Exercise = Copy out each line of the records below word for word.

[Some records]
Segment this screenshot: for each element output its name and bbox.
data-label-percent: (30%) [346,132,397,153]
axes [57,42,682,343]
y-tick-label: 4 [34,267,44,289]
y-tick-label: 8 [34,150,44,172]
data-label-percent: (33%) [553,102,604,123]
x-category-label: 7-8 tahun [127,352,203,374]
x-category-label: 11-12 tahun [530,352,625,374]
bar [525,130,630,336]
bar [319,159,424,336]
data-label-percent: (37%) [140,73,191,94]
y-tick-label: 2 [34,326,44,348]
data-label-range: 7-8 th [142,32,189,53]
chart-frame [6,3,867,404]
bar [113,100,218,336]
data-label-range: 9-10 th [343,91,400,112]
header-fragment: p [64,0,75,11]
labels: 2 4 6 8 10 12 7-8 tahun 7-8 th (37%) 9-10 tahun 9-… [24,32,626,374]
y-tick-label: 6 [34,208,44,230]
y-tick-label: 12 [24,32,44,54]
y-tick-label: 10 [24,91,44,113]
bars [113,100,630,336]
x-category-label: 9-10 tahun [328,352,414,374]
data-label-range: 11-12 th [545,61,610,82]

Correct response =
Segment this screenshot: for each element output its name and bbox.
data-label-percent: (30%) [346,132,397,153]
axes [57,42,682,343]
y-tick-label: 4 [34,267,44,289]
y-tick-label: 8 [34,150,44,172]
data-label-percent: (33%) [553,102,604,123]
x-category-label: 7-8 tahun [127,352,203,374]
x-category-label: 11-12 tahun [530,352,625,374]
bar [525,130,630,336]
bar [319,159,424,336]
data-label-percent: (37%) [140,73,191,94]
y-tick-label: 2 [34,326,44,348]
data-label-range: 7-8 th [142,32,189,53]
chart-frame [6,3,867,404]
bar [113,100,218,336]
data-label-range: 9-10 th [343,91,400,112]
header-fragment: p [64,0,75,11]
labels: 2 4 6 8 10 12 7-8 tahun 7-8 th (37%) 9-10 tahun 9-… [24,32,626,374]
y-tick-label: 6 [34,208,44,230]
y-tick-label: 12 [24,32,44,54]
y-tick-label: 10 [24,91,44,113]
bars [113,100,630,336]
x-category-label: 9-10 tahun [328,352,414,374]
data-label-range: 11-12 th [545,61,610,82]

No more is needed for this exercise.